#### [EXTRAIT FOURNI]
Une communauté « en chaises roulantes » sous le feu des roquettes
Aleh, association d’aide aux handicapés est située à Ofakim ; quand la sirène sonne, c’est 135 enfants qu’il faut mettre à l’abri
A Ofakim, une ville du Neguev située entre Beersheva et la bande de Gaza, les habitants ont seulement 30 secondes quand ils entendent la sirène pour courir et trouver un abri. Pour les habitants de cette ville pauvre, cela représente bien peu de temps.
Mais que dire de ceux qui ne peuvent pas courir ?
A Aleh Neguev, un espace de réadaptation pour des personnes ayant un handicap lourd, c’est une vraie question. La plupart des résidents de Aleh Neguev – le centre ressemble à un ovni au milieu du désert brun de Ofakim – sont en fauteuil roulant et ne peuvent marcher par eux-mêmes. Beaucoup ne peuvent pas parler, utiliser leurs membres ou pratiquer des fonctions motrices sans assistance.

#### [ENREGISTREMENTS DE DONNÉES]
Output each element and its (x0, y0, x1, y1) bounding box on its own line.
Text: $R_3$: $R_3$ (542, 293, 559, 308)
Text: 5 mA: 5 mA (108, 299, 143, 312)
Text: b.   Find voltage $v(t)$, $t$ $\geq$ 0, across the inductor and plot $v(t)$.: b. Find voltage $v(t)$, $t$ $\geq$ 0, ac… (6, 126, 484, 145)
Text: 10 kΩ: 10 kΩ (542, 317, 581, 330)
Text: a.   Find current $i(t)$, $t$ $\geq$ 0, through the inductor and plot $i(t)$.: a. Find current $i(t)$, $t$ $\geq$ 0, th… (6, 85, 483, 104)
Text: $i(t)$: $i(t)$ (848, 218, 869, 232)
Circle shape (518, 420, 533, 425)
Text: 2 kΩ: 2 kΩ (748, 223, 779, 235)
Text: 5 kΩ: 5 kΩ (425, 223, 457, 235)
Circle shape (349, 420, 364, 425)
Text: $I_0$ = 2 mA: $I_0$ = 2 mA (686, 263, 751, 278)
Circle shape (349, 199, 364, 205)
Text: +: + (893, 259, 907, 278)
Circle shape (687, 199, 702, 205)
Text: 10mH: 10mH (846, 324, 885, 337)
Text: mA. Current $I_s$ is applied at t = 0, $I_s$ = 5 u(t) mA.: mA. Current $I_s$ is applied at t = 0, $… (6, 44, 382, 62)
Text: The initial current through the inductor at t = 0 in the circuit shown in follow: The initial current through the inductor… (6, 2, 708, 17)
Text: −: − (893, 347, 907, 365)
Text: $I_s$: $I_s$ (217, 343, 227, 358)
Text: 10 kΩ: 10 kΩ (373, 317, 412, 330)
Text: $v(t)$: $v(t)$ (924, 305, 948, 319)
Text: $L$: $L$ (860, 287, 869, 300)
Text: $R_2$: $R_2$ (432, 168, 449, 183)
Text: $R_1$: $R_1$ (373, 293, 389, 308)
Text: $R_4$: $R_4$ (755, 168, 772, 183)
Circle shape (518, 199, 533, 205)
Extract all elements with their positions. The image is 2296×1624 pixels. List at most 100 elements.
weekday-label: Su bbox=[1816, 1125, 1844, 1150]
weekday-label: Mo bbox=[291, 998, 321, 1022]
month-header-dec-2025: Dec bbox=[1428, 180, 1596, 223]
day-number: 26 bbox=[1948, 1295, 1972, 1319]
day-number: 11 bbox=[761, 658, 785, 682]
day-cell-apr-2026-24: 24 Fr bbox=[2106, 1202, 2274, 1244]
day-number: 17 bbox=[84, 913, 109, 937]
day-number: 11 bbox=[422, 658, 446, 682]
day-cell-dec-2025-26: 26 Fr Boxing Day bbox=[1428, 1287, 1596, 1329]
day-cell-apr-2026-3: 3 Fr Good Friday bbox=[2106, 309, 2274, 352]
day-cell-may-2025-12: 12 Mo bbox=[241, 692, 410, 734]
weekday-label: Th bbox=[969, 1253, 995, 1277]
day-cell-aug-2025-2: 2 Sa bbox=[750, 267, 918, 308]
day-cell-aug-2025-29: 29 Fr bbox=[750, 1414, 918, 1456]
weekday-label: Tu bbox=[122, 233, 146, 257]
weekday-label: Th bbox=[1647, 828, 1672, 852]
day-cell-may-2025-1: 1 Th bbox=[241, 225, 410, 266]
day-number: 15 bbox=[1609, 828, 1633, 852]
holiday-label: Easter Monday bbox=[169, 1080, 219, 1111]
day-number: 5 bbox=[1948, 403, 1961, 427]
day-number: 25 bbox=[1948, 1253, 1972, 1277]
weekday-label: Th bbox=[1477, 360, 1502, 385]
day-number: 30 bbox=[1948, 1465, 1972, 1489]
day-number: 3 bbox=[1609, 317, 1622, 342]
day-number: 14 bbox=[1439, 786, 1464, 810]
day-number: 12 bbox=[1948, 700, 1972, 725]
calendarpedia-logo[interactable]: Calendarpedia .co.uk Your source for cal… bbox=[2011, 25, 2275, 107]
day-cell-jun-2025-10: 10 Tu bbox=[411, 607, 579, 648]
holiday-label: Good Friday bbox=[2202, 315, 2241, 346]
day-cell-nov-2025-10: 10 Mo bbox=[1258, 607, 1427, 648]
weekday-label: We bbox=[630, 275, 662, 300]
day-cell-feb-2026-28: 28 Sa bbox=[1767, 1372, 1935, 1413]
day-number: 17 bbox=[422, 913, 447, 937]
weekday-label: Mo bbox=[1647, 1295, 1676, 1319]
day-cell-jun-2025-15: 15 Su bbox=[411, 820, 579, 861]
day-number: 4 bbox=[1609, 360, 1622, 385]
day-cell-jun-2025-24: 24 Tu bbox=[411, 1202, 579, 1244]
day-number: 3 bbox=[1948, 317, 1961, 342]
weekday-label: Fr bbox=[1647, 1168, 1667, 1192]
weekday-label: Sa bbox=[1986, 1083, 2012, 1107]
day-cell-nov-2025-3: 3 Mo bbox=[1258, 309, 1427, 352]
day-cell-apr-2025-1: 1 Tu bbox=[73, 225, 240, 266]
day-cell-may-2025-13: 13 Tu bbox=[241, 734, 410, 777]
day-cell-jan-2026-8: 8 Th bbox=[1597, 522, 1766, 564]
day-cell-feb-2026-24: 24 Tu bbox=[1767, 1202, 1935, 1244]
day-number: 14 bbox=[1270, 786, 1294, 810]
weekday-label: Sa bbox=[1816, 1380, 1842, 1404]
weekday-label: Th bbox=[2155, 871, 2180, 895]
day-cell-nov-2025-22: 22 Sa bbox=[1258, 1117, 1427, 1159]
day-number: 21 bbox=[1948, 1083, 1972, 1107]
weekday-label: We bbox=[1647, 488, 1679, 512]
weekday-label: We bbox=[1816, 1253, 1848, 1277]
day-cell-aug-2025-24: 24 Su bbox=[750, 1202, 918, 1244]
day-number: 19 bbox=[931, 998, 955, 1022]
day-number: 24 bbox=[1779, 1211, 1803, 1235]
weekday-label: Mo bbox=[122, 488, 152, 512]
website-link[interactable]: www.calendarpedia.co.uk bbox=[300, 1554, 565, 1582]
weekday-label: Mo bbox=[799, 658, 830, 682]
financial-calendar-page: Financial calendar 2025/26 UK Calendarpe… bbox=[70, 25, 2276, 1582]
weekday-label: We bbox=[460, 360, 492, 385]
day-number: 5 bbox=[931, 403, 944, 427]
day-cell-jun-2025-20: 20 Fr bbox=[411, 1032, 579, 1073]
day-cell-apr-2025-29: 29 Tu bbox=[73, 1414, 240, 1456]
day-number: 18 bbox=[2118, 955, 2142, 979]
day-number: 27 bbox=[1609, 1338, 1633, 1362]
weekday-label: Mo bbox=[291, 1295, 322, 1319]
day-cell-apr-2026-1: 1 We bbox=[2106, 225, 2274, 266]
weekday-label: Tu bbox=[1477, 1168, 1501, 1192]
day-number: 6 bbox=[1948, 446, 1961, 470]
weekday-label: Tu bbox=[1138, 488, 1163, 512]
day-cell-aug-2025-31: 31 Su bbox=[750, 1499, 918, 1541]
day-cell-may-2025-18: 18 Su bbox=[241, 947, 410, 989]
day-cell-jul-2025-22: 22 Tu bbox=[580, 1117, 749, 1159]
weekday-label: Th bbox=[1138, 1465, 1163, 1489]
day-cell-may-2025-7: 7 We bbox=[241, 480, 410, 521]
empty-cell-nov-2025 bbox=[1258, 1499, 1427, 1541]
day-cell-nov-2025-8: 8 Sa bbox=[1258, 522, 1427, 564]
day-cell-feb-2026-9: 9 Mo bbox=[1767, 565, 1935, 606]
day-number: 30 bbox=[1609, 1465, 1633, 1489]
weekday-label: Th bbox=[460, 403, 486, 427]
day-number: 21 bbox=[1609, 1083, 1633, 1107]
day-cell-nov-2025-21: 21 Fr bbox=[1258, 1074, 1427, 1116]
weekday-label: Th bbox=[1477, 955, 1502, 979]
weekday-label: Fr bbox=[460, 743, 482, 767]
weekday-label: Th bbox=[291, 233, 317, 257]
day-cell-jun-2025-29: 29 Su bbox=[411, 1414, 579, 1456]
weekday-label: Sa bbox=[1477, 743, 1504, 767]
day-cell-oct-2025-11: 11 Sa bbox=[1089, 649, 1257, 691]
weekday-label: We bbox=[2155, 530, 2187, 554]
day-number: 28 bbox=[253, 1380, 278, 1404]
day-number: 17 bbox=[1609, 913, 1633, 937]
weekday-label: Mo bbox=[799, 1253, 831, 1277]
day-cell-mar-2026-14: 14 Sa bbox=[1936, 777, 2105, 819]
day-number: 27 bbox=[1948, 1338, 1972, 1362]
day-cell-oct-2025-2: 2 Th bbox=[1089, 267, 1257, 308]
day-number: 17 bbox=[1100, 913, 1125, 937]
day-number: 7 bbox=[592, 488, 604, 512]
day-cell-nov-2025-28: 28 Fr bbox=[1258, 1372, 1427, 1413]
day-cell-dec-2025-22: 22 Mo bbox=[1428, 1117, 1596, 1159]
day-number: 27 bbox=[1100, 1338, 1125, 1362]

#### [ÉNONCÉ DU PROBLÈME]
Recopiez mot pour mot, dans l'article sur Aleh Neguev plus haut, tout ce qui va de « A Aleh Neguev, un » jusqu'à « motrices sans assistance. ».

#### [LA RÉPONSE]
A Aleh Neguev, un espace de réadaptation pour des personnes ayant un handicap lourd, c’est une vraie question. La plupart des résidents de Aleh Neguev – le centre ressemble à un ovni au milieu du désert brun de Ofakim – sont en fauteuil roulant et ne peuvent marcher par eux-mêmes. Beaucoup ne peuvent pas parler, utiliser leurs membres ou pratiquer des fonctions motrices sans assistance.